Extracted entries:
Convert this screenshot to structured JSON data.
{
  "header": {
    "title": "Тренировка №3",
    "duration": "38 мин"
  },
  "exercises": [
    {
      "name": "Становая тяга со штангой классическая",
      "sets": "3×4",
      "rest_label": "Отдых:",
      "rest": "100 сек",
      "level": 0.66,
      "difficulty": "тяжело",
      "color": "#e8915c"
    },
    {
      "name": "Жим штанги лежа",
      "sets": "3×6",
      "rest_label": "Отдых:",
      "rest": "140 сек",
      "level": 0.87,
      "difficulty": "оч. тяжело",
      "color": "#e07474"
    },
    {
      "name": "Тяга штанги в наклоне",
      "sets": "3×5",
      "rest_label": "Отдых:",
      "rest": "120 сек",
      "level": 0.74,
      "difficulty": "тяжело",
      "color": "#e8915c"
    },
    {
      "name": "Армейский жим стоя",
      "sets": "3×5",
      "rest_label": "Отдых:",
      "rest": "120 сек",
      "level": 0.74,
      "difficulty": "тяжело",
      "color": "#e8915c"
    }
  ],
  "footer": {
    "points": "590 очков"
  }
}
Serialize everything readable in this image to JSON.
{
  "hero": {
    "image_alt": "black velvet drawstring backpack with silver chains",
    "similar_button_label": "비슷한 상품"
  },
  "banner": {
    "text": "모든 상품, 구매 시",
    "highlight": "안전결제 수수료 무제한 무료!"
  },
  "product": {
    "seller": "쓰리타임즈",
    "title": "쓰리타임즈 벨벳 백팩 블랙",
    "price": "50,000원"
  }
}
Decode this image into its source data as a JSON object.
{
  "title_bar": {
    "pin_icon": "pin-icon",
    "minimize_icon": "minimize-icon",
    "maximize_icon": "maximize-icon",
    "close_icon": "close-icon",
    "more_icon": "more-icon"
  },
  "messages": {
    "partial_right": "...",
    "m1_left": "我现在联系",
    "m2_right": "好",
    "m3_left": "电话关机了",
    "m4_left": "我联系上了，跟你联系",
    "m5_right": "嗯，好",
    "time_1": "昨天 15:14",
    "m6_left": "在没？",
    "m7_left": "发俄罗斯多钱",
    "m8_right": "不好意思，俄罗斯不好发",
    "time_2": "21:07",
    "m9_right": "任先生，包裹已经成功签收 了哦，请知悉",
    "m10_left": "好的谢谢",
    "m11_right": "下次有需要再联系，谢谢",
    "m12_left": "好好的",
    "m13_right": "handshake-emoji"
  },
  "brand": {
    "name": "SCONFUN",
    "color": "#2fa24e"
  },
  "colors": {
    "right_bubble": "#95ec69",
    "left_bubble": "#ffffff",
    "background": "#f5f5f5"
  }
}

What needs to be done: Extract all of the data exactly as written.

Finished answer:
Convert this screenshot to structured JSON data.
{
  "header": {
    "title": "Тренировка №3",
    "duration": "38 мин"
  },
  "exercises": [
    {
      "name": "Становая тяга со штангой классическая",
      "sets": "3×4",
      "rest_label": "Отдых:",
      "rest": "100 сек",
      "level": 0.66,
      "difficulty": "тяжело",
      "color": "#e8915c"
    },
    {
      "name": "Жим штанги лежа",
      "sets": "3×6",
      "rest_label": "Отдых:",
      "rest": "140 сек",
      "level": 0.87,
      "difficulty": "оч. тяжело",
      "color": "#e07474"
    },
    {
      "name": "Тяга штанги в наклоне",
      "sets": "3×5",
      "rest_label": "Отдых:",
      "rest": "120 сек",
      "level": 0.74,
      "difficulty": "тяжело",
      "color": "#e8915c"
    },
    {
      "name": "Армейский жим стоя",
      "sets": "3×5",
      "rest_label": "Отдых:",
      "rest": "120 сек",
      "level": 0.74,
      "difficulty": "тяжело",
      "color": "#e8915c"
    }
  ],
  "footer": {
    "points": "590 очков"
  }
}
Serialize everything readable in this image to JSON.
{
  "hero": {
    "image_alt": "black velvet drawstring backpack with silver chains",
    "similar_button_label": "비슷한 상품"
  },
  "banner": {
    "text": "모든 상품, 구매 시",
    "highlight": "안전결제 수수료 무제한 무료!"
  },
  "product": {
    "seller": "쓰리타임즈",
    "title": "쓰리타임즈 벨벳 백팩 블랙",
    "price": "50,000원"
  }
}
Decode this image into its source data as a JSON object.
{
  "title_bar": {
    "pin_icon": "pin-icon",
    "minimize_icon": "minimize-icon",
    "maximize_icon": "maximize-icon",
    "close_icon": "close-icon",
    "more_icon": "more-icon"
  },
  "messages": {
    "partial_right": "...",
    "m1_left": "我现在联系",
    "m2_right": "好",
    "m3_left": "电话关机了",
    "m4_left": "我联系上了，跟你联系",
    "m5_right": "嗯，好",
    "time_1": "昨天 15:14",
    "m6_left": "在没？",
    "m7_left": "发俄罗斯多钱",
    "m8_right": "不好意思，俄罗斯不好发",
    "time_2": "21:07",
    "m9_right": "任先生，包裹已经成功签收 了哦，请知悉",
    "m10_left": "好的谢谢",
    "m11_right": "下次有需要再联系，谢谢",
    "m12_left": "好好的",
    "m13_right": "handshake-emoji"
  },
  "brand": {
    "name": "SCONFUN",
    "color": "#2fa24e"
  },
  "colors": {
    "right_bubble": "#95ec69",
    "left_bubble": "#ffffff",
    "background": "#f5f5f5"
  }
}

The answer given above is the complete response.